**Input for this task**
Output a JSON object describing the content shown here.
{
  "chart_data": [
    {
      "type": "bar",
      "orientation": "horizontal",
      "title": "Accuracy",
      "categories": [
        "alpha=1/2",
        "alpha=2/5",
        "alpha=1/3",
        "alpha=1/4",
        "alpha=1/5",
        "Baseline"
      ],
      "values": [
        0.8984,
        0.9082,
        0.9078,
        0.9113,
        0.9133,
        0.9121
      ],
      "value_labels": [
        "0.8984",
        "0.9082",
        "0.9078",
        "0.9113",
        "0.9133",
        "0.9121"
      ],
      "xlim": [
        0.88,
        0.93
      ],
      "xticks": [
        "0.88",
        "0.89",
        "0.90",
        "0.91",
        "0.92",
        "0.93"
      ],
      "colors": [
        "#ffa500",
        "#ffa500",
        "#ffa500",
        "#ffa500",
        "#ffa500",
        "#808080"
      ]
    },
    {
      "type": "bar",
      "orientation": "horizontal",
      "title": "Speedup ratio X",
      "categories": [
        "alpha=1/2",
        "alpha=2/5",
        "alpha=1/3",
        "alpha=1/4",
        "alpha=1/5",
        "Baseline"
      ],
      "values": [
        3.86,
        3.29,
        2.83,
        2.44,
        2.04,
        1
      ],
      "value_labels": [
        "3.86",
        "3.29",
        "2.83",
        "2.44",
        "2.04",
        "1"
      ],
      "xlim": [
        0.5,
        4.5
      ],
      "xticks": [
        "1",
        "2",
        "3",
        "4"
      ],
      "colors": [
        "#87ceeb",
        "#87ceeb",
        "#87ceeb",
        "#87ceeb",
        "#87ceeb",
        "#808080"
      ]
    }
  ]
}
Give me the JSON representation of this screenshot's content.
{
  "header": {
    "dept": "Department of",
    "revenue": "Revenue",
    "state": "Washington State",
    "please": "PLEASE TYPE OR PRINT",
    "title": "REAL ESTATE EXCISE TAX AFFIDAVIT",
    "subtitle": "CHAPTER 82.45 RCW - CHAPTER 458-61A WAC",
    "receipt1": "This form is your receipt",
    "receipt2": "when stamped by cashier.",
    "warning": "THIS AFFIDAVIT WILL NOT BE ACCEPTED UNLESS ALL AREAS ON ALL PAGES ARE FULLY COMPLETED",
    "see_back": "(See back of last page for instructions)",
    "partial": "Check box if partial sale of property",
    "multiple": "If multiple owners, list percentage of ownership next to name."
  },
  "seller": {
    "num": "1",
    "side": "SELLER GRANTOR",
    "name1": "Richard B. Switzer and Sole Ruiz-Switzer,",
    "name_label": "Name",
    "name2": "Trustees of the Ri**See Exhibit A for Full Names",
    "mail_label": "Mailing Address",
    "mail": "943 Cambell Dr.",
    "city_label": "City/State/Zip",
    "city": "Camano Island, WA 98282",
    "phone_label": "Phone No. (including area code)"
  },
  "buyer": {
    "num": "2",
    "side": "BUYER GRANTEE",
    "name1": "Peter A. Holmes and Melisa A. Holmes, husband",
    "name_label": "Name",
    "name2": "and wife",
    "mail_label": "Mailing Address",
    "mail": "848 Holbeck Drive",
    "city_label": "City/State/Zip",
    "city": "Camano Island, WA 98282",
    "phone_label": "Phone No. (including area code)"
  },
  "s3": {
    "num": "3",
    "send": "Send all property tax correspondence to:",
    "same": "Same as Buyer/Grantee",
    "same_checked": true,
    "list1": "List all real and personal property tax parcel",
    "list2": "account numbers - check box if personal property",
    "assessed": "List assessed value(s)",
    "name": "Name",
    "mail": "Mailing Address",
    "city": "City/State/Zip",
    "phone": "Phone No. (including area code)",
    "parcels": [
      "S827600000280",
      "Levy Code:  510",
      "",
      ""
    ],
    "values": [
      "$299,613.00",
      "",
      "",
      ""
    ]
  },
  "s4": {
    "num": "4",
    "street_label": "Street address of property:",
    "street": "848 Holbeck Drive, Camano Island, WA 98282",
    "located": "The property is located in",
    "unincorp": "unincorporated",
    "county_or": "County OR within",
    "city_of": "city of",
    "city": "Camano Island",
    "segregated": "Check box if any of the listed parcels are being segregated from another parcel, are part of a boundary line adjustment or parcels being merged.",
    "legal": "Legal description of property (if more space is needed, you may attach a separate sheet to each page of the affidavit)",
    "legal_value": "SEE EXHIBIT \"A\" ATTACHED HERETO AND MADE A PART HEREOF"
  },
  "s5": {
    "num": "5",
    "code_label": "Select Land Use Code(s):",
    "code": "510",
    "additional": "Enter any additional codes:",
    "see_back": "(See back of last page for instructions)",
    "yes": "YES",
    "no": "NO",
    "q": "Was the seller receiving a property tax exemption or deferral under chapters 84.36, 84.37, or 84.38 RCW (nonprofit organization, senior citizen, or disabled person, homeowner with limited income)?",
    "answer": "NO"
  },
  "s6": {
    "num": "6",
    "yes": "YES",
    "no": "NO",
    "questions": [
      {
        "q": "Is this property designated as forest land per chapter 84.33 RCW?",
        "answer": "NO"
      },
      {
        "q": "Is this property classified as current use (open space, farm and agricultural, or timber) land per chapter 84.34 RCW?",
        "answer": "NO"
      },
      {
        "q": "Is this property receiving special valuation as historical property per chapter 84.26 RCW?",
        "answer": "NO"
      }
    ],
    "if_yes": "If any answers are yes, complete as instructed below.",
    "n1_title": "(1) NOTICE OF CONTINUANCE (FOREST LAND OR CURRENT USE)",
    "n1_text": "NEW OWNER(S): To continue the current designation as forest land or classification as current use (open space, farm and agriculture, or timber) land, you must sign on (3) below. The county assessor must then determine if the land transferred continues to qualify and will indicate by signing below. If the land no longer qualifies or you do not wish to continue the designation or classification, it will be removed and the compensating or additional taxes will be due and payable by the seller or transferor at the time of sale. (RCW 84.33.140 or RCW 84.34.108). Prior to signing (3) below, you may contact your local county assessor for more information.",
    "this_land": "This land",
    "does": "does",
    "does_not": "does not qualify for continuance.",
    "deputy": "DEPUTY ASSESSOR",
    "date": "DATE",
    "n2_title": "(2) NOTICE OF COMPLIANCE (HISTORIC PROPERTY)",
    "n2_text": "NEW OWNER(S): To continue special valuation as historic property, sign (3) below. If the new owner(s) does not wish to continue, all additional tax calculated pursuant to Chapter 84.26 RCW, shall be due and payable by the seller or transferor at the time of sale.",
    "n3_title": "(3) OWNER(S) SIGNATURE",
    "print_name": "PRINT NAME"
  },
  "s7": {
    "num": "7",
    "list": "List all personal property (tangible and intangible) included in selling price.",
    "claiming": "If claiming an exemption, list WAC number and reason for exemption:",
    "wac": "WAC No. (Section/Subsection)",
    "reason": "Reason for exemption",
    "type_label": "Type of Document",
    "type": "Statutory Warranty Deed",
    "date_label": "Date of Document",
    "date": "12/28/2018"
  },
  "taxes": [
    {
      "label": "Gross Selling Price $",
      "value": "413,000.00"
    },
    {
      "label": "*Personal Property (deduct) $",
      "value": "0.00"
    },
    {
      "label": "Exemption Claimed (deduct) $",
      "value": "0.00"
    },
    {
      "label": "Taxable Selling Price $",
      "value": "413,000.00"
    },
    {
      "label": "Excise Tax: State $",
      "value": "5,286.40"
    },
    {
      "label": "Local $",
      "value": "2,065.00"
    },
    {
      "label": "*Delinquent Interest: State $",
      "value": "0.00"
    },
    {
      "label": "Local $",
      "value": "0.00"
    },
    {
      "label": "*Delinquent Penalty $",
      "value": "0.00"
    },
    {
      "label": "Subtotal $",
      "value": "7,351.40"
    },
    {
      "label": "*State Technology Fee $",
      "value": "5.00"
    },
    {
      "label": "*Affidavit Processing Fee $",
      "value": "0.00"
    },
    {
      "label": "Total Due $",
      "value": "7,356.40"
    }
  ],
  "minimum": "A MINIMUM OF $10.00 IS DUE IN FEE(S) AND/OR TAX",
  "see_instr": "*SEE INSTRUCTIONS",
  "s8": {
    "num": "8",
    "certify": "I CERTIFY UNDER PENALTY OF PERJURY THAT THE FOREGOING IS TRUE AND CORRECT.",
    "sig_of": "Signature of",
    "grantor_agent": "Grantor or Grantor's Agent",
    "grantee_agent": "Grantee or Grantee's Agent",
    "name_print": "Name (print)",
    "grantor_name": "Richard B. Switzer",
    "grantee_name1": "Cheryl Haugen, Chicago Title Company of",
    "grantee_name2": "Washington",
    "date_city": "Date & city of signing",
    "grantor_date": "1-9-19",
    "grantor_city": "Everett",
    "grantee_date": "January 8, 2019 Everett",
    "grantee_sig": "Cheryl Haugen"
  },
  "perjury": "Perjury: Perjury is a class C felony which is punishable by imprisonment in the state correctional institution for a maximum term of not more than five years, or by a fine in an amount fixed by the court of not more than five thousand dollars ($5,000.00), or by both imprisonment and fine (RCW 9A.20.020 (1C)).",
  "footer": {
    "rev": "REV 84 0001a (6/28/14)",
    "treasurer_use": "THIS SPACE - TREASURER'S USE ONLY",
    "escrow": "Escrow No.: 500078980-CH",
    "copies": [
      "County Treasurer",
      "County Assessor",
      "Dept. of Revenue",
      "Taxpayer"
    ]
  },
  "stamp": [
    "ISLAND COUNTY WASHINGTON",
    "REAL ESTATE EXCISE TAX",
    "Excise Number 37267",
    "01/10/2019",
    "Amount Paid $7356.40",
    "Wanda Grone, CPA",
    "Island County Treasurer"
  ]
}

**Challenge**
From the entries above, extract every line where the word "deduct" appears.

**Answer below**
      "label": "*Personal Property (deduct) $",
      "label": "Exemption Claimed (deduct) $",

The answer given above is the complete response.